Studio album by George Winston
- Released: October 8, 2002
- Recorded: 2002
- Genre: Rock; ambient; new age;
- Length: 66:12
- Label: Windham Hill, Dancing Cat
- Producer: George Winston, Howard Johnson and Cathy Econom

George Winston chronology
| Remembrance: A Memorial Benefit (2001) | Night Divides the Day: The Music of the Doors (2002) | Montana: A Love Story (2004) |

= Night Divides the Day: The Music of the Doors =

Night Divides the Day: The Music of the Doors is the thirteenth album of pianist George Winston and ninth solo piano album, released in 2002. It features only piano covers of rock band The Doors. The Doors' keyboard player Ray Manzarek stated: "I love this CD; George has captured the essence of the Doors and added his own unique voice". The name of the album comes from the line "Night divides the day", from The Doors' song "Break on Through (To the Other Side)". Rhapsody praised the album, calling it one of their favorite cover albums.

* **RECORDS PROVIDED**:
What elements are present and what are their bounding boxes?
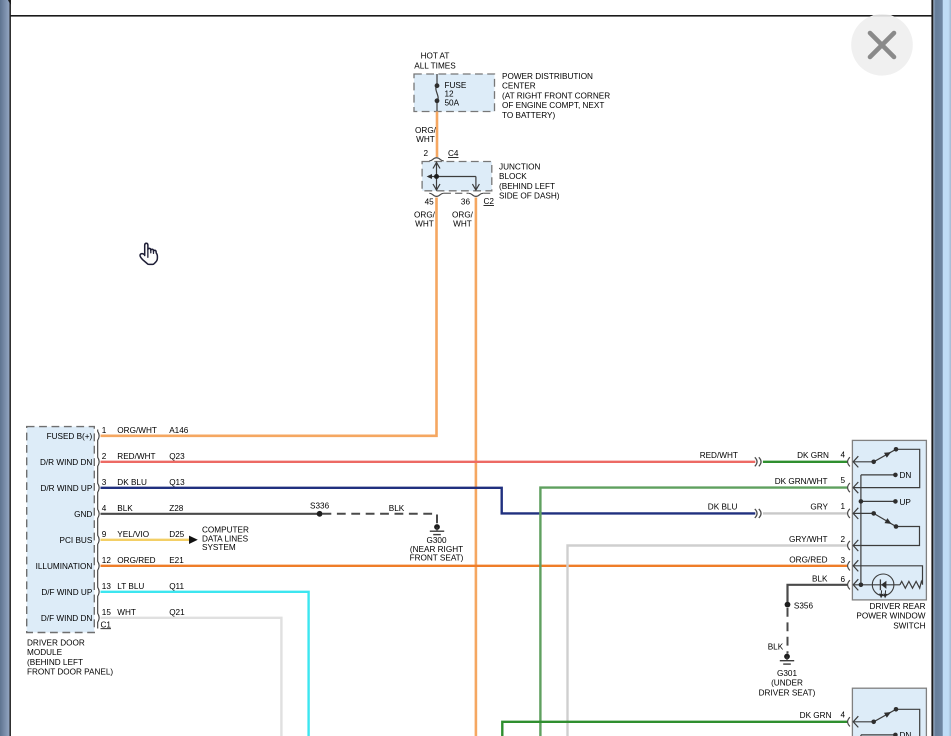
wire WHT module pin 15 down (101, 618, 282, 736)
second switch dots (871, 707, 898, 736)
svg-text:9: 9 (102, 530, 107, 539)
second switch box (passenger rear power window switch, cut off) (852, 688, 926, 736)
svg-text:C4: C4 (448, 149, 459, 158)
svg-text:DATA LINES: DATA LINES (202, 534, 249, 543)
svg-text:DK GRN/WHT: DK GRN/WHT (775, 477, 828, 486)
pin 4 number and wire labels BLK Z28 (102, 504, 184, 513)
switch pin entry chevron arrows (853, 456, 858, 590)
module connector C1 line with pin bumps (98, 430, 99, 629)
svg-text:Q21: Q21 (169, 608, 185, 617)
wire BLK module pin 4 to splice S336 (101, 513, 320, 515)
svg-text:DRIVER DOOR: DRIVER DOOR (27, 638, 85, 647)
svg-text:ALL TIMES: ALL TIMES (414, 61, 456, 70)
wire BLK dashed S356 to G301 (787, 608, 789, 654)
svg-text:(BEHIND LEFT: (BEHIND LEFT (27, 658, 83, 667)
svg-text:G300: G300 (426, 536, 446, 545)
top-left corner notch (8, 0, 11, 5)
DN line (861, 474, 896, 476)
pin 3 line to resistor rail (853, 566, 922, 585)
svg-text:13: 13 (102, 582, 112, 591)
pin 1 to pin 2 inner rect (853, 527, 919, 546)
vertical rail (860, 475, 862, 585)
svg-text:50A: 50A (445, 98, 460, 107)
svg-text:G301: G301 (777, 669, 797, 678)
svg-text:DRIVER SEAT): DRIVER SEAT) (759, 688, 816, 697)
connector arc C4 (429, 158, 443, 161)
pin 12 number and wire labels ORG/RED E21 (102, 556, 184, 565)
svg-text:Z28: Z28 (169, 504, 184, 513)
svg-text:(NEAR RIGHT: (NEAR RIGHT (410, 545, 463, 554)
pin 6 lamp line (853, 584, 900, 586)
label JUNCTION BLOCK (499, 163, 560, 201)
second switch pin 4 chevron (853, 716, 858, 727)
svg-text:12: 12 (102, 556, 112, 565)
svg-text:C2: C2 (484, 197, 495, 206)
svg-text:BLK: BLK (812, 574, 828, 583)
label COMPUTER DATA LINES SYSTEM (202, 526, 249, 552)
switch pin numbers (840, 450, 845, 584)
wire DK BLU module pin 3 (101, 488, 756, 514)
pin 4 to pin 5 inner rect (853, 449, 920, 487)
connector arc pin 45 (429, 193, 443, 196)
svg-text:2: 2 (840, 535, 845, 544)
wire DK GRN bottom run to second switch (502, 722, 847, 736)
svg-text:WHT: WHT (453, 220, 472, 229)
module caption DRIVER DOOR MODULE (27, 638, 113, 676)
svg-text:C1: C1 (101, 620, 112, 629)
caption DRIVER REAR POWER WINDOW SWITCH (856, 602, 925, 630)
svg-text:POWER DISTRIBUTION: POWER DISTRIBUTION (502, 72, 593, 81)
label ORG/WHT (415, 126, 437, 144)
wire DK GRN/WHT switch pin 5 down to bottom (540, 488, 847, 736)
wire BLK switch pin 6 to S356 (788, 585, 848, 605)
left page border (10, 0, 11, 736)
splice arcs RED/WHT to DK GRN (755, 457, 761, 466)
svg-text:BLK: BLK (117, 504, 133, 513)
svg-text:ORG/: ORG/ (452, 210, 474, 219)
svg-text:COMPUTER: COMPUTER (202, 526, 249, 535)
splice S356 dot (785, 602, 791, 608)
fuse value label FUSE 12 50A (445, 81, 467, 107)
svg-text:GRY/WHT: GRY/WHT (789, 535, 828, 544)
svg-text:1: 1 (102, 426, 107, 435)
svg-text:GND: GND (74, 510, 92, 519)
wire ORG/RED module pin 12 to switch pin 3 (101, 565, 848, 567)
right blue strip (933, 0, 951, 736)
connector C2 dashed line (444, 192, 469, 194)
svg-text:PCI BUS: PCI BUS (60, 536, 93, 545)
svg-text:HOT AT: HOT AT (421, 52, 450, 61)
label ORG/WHT left (414, 210, 436, 228)
svg-text:5: 5 (840, 476, 845, 485)
label POWER DISTRIBUTION CENTER (502, 72, 610, 120)
second switch pin 4 entry arc (848, 717, 850, 726)
pin 2 number and wire labels RED/WHT Q23 (102, 452, 185, 461)
svg-text:FRONT DOOR PANEL): FRONT DOOR PANEL) (27, 668, 113, 677)
connector arc pin 36 (469, 193, 483, 196)
svg-text:ORG/RED: ORG/RED (117, 556, 155, 565)
pin 13 number and wire labels LT BLU Q11 (102, 582, 185, 591)
resistor zigzag (900, 581, 923, 588)
svg-text:2: 2 (423, 149, 428, 158)
svg-text:(UNDER: (UNDER (771, 679, 803, 688)
svg-text:6: 6 (840, 575, 845, 584)
ground G300 symbol (430, 524, 444, 535)
svg-text:D/F WIND UP: D/F WIND UP (41, 588, 92, 597)
svg-text:FUSED B(+): FUSED B(+) (47, 432, 93, 441)
label G300 (NEAR RIGHT FRONT SEAT) (410, 536, 464, 562)
svg-text:RED/WHT: RED/WHT (117, 452, 155, 461)
svg-text:JUNCTION: JUNCTION (499, 163, 540, 172)
svg-text:ORG/: ORG/ (414, 210, 436, 219)
second switch blade arrowhead (884, 712, 891, 718)
svg-text:BLK: BLK (389, 504, 405, 513)
svg-text:ORG/WHT: ORG/WHT (117, 426, 157, 435)
wire LT BLU module pin 13 down (101, 592, 309, 736)
right page border (931, 0, 933, 736)
pin 15 number and wire labels WHT Q21 (102, 608, 185, 617)
second switch internals (853, 709, 920, 736)
svg-text:DK BLU: DK BLU (117, 478, 147, 487)
svg-text:36: 36 (461, 198, 471, 207)
svg-text:WHT: WHT (415, 220, 434, 229)
svg-text:E21: E21 (169, 556, 184, 565)
svg-text:2: 2 (102, 452, 107, 461)
svg-text:D/F WIND DN: D/F WIND DN (41, 614, 92, 623)
label G301 (UNDER DRIVER SEAT) (759, 669, 816, 697)
svg-text:RED/WHT: RED/WHT (700, 451, 738, 460)
svg-text:LT BLU: LT BLU (117, 582, 144, 591)
svg-text:SYSTEM: SYSTEM (202, 543, 236, 552)
hand cursor finger lines (148, 250, 154, 257)
wire ORG/WHT junction 45 down to module pin 1 (101, 198, 437, 436)
svg-text:SIDE OF DASH): SIDE OF DASH) (499, 192, 560, 201)
left blue strip (0, 0, 10, 736)
svg-text:D/R WIND UP: D/R WIND UP (40, 484, 92, 493)
top border seen through button (873, 15, 891, 17)
svg-text:Q23: Q23 (169, 452, 185, 461)
svg-text:D25: D25 (169, 530, 184, 539)
svg-text:DK GRN: DK GRN (797, 451, 829, 460)
svg-text:WHT: WHT (117, 608, 136, 617)
pin 4 contact line (853, 461, 874, 463)
arrow to computer data lines (189, 536, 198, 544)
wire RED/WHT module pin 2 to splice (101, 461, 756, 463)
splice S336 dot (317, 511, 323, 517)
label HOT AT ALL TIMES (414, 52, 456, 71)
switch pin entry arcs (848, 457, 850, 589)
svg-text:BLOCK: BLOCK (499, 172, 527, 181)
svg-text:45: 45 (425, 198, 435, 207)
illumination lamp circle (872, 574, 894, 596)
splice arcs DK BLU to GRY (755, 509, 761, 518)
svg-text:DRIVER REAR: DRIVER REAR (870, 602, 926, 611)
pin 1 number and wire labels ORG/WHT A146 (102, 426, 189, 435)
svg-text:CENTER: CENTER (502, 82, 536, 91)
hand cursor (140, 243, 157, 264)
switch contact dots (859, 447, 899, 587)
switch blade arrowhead pin 1 (885, 518, 892, 524)
fuse box (power distribution center) (414, 74, 495, 112)
wire GRY splice to switch pin 1 (763, 512, 848, 514)
close button circle (851, 14, 913, 76)
svg-text:YEL/VIO: YEL/VIO (117, 530, 149, 539)
svg-text:4: 4 (840, 710, 845, 719)
wire YEL/VIO module pin 9 (101, 539, 190, 541)
svg-text:DK GRN: DK GRN (800, 711, 832, 720)
pin 4 switch blade (874, 449, 896, 462)
lamp LED symbol (879, 579, 881, 590)
svg-text:ORG/: ORG/ (415, 126, 437, 135)
svg-text:Q11: Q11 (169, 582, 184, 591)
svg-text:Q13: Q13 (169, 478, 185, 487)
svg-text:MODULE: MODULE (27, 648, 63, 657)
svg-text:12: 12 (445, 90, 455, 99)
svg-text:DN: DN (900, 471, 912, 480)
svg-text:FRONT SEAT): FRONT SEAT) (410, 554, 464, 563)
pin 3 number and wire labels DK BLU Q13 (102, 478, 185, 487)
svg-text:S336: S336 (310, 502, 330, 511)
svg-text:TO BATTERY): TO BATTERY) (502, 111, 555, 120)
wire BLK dashed S336 to G300 (323, 514, 438, 524)
svg-text:POWER WINDOW: POWER WINDOW (856, 612, 925, 621)
svg-text:WHT: WHT (416, 135, 435, 144)
pin 1 switch blade (874, 513, 896, 526)
switch internal wiring (853, 449, 922, 585)
ground G301 symbol (780, 654, 794, 665)
svg-text:(AT RIGHT FRONT CORNER: (AT RIGHT FRONT CORNER (502, 91, 610, 100)
svg-text:3: 3 (840, 556, 845, 565)
junction node dot (434, 174, 439, 179)
fuse F12 symbol (436, 74, 438, 111)
svg-text:4: 4 (840, 450, 845, 459)
svg-text:FUSE: FUSE (445, 81, 467, 90)
junction left arrowhead (427, 174, 432, 179)
top page border (10, 15, 932, 17)
svg-text:3: 3 (102, 478, 107, 487)
svg-text:DK BLU: DK BLU (708, 503, 738, 512)
svg-text:S356: S356 (794, 602, 814, 611)
junction block internal wire (428, 162, 479, 191)
UP line (861, 500, 896, 502)
svg-text:D/R WIND DN: D/R WIND DN (40, 458, 92, 467)
label ORG/WHT right (452, 210, 474, 228)
svg-text:1: 1 (840, 502, 845, 511)
svg-text:A146: A146 (169, 426, 189, 435)
driver door module box (27, 427, 95, 633)
svg-text:ORG/RED: ORG/RED (789, 556, 827, 565)
svg-text:OF ENGINE COMPT, NEXT: OF ENGINE COMPT, NEXT (502, 101, 604, 110)
svg-text:ILLUMINATION: ILLUMINATION (36, 562, 93, 571)
svg-text:(BEHIND LEFT: (BEHIND LEFT (499, 182, 555, 191)
pin 1 contact line (853, 512, 874, 514)
svg-text:15: 15 (102, 608, 112, 617)
close button X (870, 33, 894, 57)
switch box driver rear power window switch (852, 440, 926, 600)
wire ORG/WHT junction 36 down to bottom (475, 198, 478, 736)
svg-text:4: 4 (102, 504, 107, 513)
junction block box (422, 162, 492, 191)
wire ORG/WHT fuse to junction block (436, 112, 439, 158)
svg-text:UP: UP (900, 498, 912, 507)
wire DK GRN splice to switch pin 4 (763, 461, 848, 463)
pin 9 number and wire labels YEL/VIO D25 (102, 530, 185, 539)
svg-text:DN: DN (900, 731, 912, 736)
wire GRY/WHT switch pin 2 down to bottom (568, 546, 848, 736)
svg-text:GRY: GRY (810, 503, 828, 512)
switch blade arrowhead pin 4 (884, 452, 891, 458)
lamp emission arrows (880, 590, 887, 597)
svg-text:BLK: BLK (768, 642, 784, 651)
svg-text:SWITCH: SWITCH (893, 621, 925, 630)
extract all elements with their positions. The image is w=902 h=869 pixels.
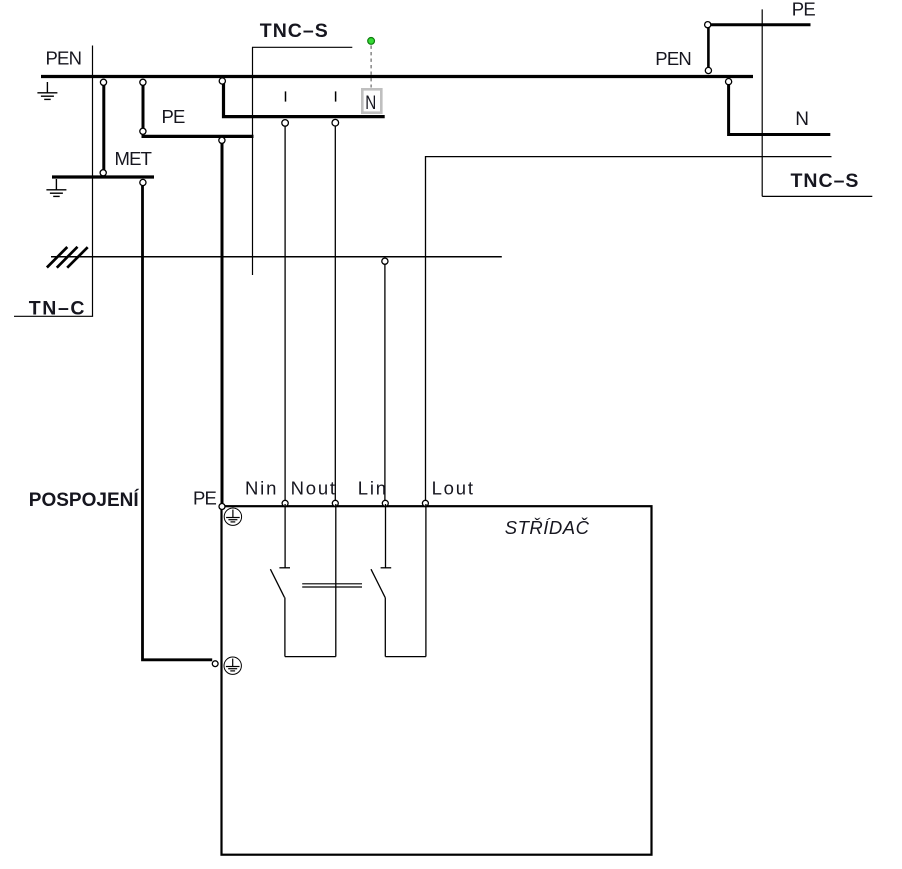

* **SET TASK 1**: Edit the album description between "George Winston chronology" and "favorite cover albums.", inclusive, swapping "thirteenth" for "fourteenth".
* **SET TASK 2**: Reproduce the lines of the entries between the lines holding "wire WHT module" and "caption DRIVER REAR", inclusive.
The album description and the entries come from unrelated sources.

* **CORRECT RESPONSE 1**:
George Winston chronology
| Remembrance: A Memorial Benefit (2001) | Night Divides the Day: The Music of the Doors (2002) | Montana: A Love Story (2004) |

= Night Divides the Day: The Music of the Doors =

Night Divides the Day: The Music of the Doors is the fourteenth album of pianist George Winston and ninth solo piano album, released in 2002. It features only piano covers of rock band The Doors. The Doors' keyboard player Ray Manzarek stated: "I love this CD; George has captured the essence of the Doors and added his own unique voice". The name of the album comes from the line "Night divides the day", from The Doors' song "Break on Through (To the Other Side)". Rhapsody praised the album, calling it one of their favorite cover albums.

* **CORRECT RESPONSE 2**:
wire WHT module pin 15 down (101, 618, 282, 736)
second switch dots (871, 707, 898, 736)
svg-text:9: 9 (102, 530, 107, 539)
second switch box (passenger rear power window switch, cut off) (852, 688, 926, 736)
svg-text:C4: C4 (448, 149, 459, 158)
svg-text:DATA LINES: DATA LINES (202, 534, 249, 543)
svg-text:DK GRN/WHT: DK GRN/WHT (775, 477, 828, 486)
pin 4 number and wire labels BLK Z28 (102, 504, 184, 513)
switch pin entry chevron arrows (853, 456, 858, 590)
module connector C1 line with pin bumps (98, 430, 99, 629)
svg-text:Q21: Q21 (169, 608, 185, 617)
wire BLK module pin 4 to splice S336 (101, 513, 320, 515)
svg-text:DRIVER DOOR: DRIVER DOOR (27, 638, 85, 647)
svg-text:ALL TIMES: ALL TIMES (414, 61, 456, 70)
wire BLK dashed S356 to G301 (787, 608, 789, 654)
svg-text:(BEHIND LEFT: (BEHIND LEFT (27, 658, 83, 667)
svg-text:G300: G300 (426, 536, 446, 545)
top-left corner notch (8, 0, 11, 5)
DN line (861, 474, 896, 476)
pin 3 line to resistor rail (853, 566, 922, 585)
svg-text:13: 13 (102, 582, 112, 591)
pin 1 to pin 2 inner rect (853, 527, 919, 546)
vertical rail (860, 475, 862, 585)
svg-text:50A: 50A (445, 98, 460, 107)
svg-text:G301: G301 (777, 669, 797, 678)
svg-text:DRIVER SEAT): DRIVER SEAT) (759, 688, 816, 697)
connector arc C4 (429, 158, 443, 161)
pin 12 number and wire labels ORG/RED E21 (102, 556, 184, 565)
svg-text:Z28: Z28 (169, 504, 184, 513)
svg-text:(NEAR RIGHT: (NEAR RIGHT (410, 545, 463, 554)
pin 6 lamp line (853, 584, 900, 586)
label JUNCTION BLOCK (499, 163, 560, 201)
second switch pin 4 chevron (853, 716, 858, 727)
svg-text:12: 12 (102, 556, 112, 565)
svg-text:C2: C2 (484, 197, 495, 206)
svg-text:BLK: BLK (812, 574, 828, 583)
label COMPUTER DATA LINES SYSTEM (202, 526, 249, 552)
switch pin numbers (840, 450, 845, 584)
wire DK BLU module pin 3 (101, 488, 756, 514)
pin 4 to pin 5 inner rect (853, 449, 920, 487)
connector arc pin 45 (429, 193, 443, 196)
svg-text:2: 2 (840, 535, 845, 544)
wire DK GRN bottom run to second switch (502, 722, 847, 736)
svg-text:WHT: WHT (453, 220, 472, 229)
module caption DRIVER DOOR MODULE (27, 638, 113, 676)
svg-text:C1: C1 (101, 620, 112, 629)
caption DRIVER REAR POWER WINDOW SWITCH (856, 602, 925, 630)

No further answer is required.